Fragmento del documento:

##############################

La figura
“El Caudillo” emerge victorioso de entre las cenizas de la Revolución. “El Caudillo” es la esperanza, el nuevo dictador, el pacificador, el huey tlatoani, el sabelotodo, el infalible. El hombre de Estado. No le vengan con que la ley es la ley. Lo que él disponga es ley. Su pecho no es bodega. Su reloj marca la hora de todos, ¿qué horas son? Las que usted diga, señor.
“El Caudillo” se fue construyendo sobre la marcha, maduró, se midió ropajes, ensayó, nunca reconoció sus yerros, no hacía falta. Fue perfeccionando sus dotes de líder, pulió su oratoria, acuñó frases dignas de cincelarse en letras de oro y de registrarse en los libros de historia.
Implantó liturgias para traspasar el poder a los suyos. Decidió por unos, se enemistó con otros, pero impuso siempre su voluntad. Conoció el odio y disfrutó la lisonja. La figura de “El Caudillo” es una construcción histórica y antidemocrática que, aún hoy, goza de cabal salud.
La novela
En 1929 Martín Luis Guzmán escribió La Sombra del Caudillo, novela histórica en la que retrata los rasgos primigenios de esa personalidad política y la dotó de rostro.
Álvaro Obregón gobierna México desde 1920 y, por mandato constitucional, está obligado a entregar el poder en 1924. Los meses previos se han exacerbado los ánimos entre los dos más fuertes aspirantes a sucederlo. Han quedado fuera de la jugada (y de la vida) los líderes populistas Zapata y Villa. Bandoleros y estorbosos. El mando será monopolio de las élites, como siempre ha sido.
Obregón pretende civilizar a las facciones a partir de nuevas reglas de acceso al poder, con el objetivo de que exista un régimen firme que genere el mayor consenso posible entre tantos caudillos regionales prestos a tomar las riendas vía balazos. El general Obregón sabe que es la hora de la estabilidad y que su grupo debe instaurarla. Prefiere abrazos (de mentiras) que balazos (de verdad).
“El Caudillo” conduce el proceso de su propia sucesión. Sabe bien que la sangre bulle caliente en las venas de los veteranos revolucionarios que se sienten merecedores de ocupar la Silla del Águila, para quienes no importa lo que diga la nueva Constitución de 1917. Total, si es necesario se redacta otra. Obregón tiene en su gabinete a dos fuertes prospectos para su relevo. Uno, Plutarco Elías Calles, su paisano y favorito, y el otro, un general experimentado pero ajeno a su corral (en la novela, M.L Guzmán inventa a un opositor que conjunta la actitud rebelde de los generales Adolfo de la Huerta en el periodo de Obregón, y de Francisco R. Serrano en el periodo de Elías Calles).

Llegada la hora, “El Caudillo” decide que sea Calles su sucesor y el ficticio De la Huerta-Serrano se levanta en armas, inconforme. Una decena de generales de viejo cuño apoya su revuelta.

##############################

Enunciado: Transcribe literalmente el fragmento del texto sobre la figura del caudillo que va desde "Implantó liturgias para" hasta "de cabal salud.", ambos incluidos.

Anotaciones de elementos de la página
##############################

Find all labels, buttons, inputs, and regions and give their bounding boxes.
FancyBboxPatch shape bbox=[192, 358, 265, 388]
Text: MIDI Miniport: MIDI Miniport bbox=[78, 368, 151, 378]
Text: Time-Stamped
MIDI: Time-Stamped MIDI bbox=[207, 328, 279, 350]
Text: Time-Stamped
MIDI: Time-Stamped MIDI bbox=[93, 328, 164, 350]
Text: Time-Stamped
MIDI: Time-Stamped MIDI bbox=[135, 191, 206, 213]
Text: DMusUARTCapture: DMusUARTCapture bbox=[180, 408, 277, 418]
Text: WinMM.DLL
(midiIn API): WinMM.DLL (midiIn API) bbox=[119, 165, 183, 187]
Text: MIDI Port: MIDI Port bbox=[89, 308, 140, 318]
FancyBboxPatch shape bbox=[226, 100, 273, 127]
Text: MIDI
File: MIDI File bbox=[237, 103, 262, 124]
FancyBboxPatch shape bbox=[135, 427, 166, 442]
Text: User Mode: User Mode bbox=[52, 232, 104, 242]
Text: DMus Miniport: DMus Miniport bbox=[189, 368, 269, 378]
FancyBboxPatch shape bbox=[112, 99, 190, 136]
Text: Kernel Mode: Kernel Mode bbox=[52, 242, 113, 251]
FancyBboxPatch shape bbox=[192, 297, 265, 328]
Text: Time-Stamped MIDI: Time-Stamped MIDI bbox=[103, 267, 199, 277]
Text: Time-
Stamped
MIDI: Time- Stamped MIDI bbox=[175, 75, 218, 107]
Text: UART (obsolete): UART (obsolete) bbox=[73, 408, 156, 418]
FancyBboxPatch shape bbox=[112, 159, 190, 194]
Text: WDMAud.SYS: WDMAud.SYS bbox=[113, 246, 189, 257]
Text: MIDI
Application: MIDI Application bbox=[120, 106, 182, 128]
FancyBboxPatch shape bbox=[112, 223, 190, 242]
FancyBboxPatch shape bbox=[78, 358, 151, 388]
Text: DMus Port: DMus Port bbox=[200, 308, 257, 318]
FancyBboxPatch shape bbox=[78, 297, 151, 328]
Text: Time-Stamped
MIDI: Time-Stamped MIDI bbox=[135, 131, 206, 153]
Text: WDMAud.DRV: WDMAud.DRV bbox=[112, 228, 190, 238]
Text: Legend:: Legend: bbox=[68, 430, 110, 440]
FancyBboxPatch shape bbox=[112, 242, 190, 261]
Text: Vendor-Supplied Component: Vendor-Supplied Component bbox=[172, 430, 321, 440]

##############################

Respuesta:
Implantó liturgias para traspasar el poder a los suyos. Decidió por unos, se enemistó con otros, pero impuso siempre su voluntad. Conoció el odio y disfrutó la lisonja. La figura de “El Caudillo” es una construcción histórica y antidemocrática que, aún hoy, goza de cabal salud.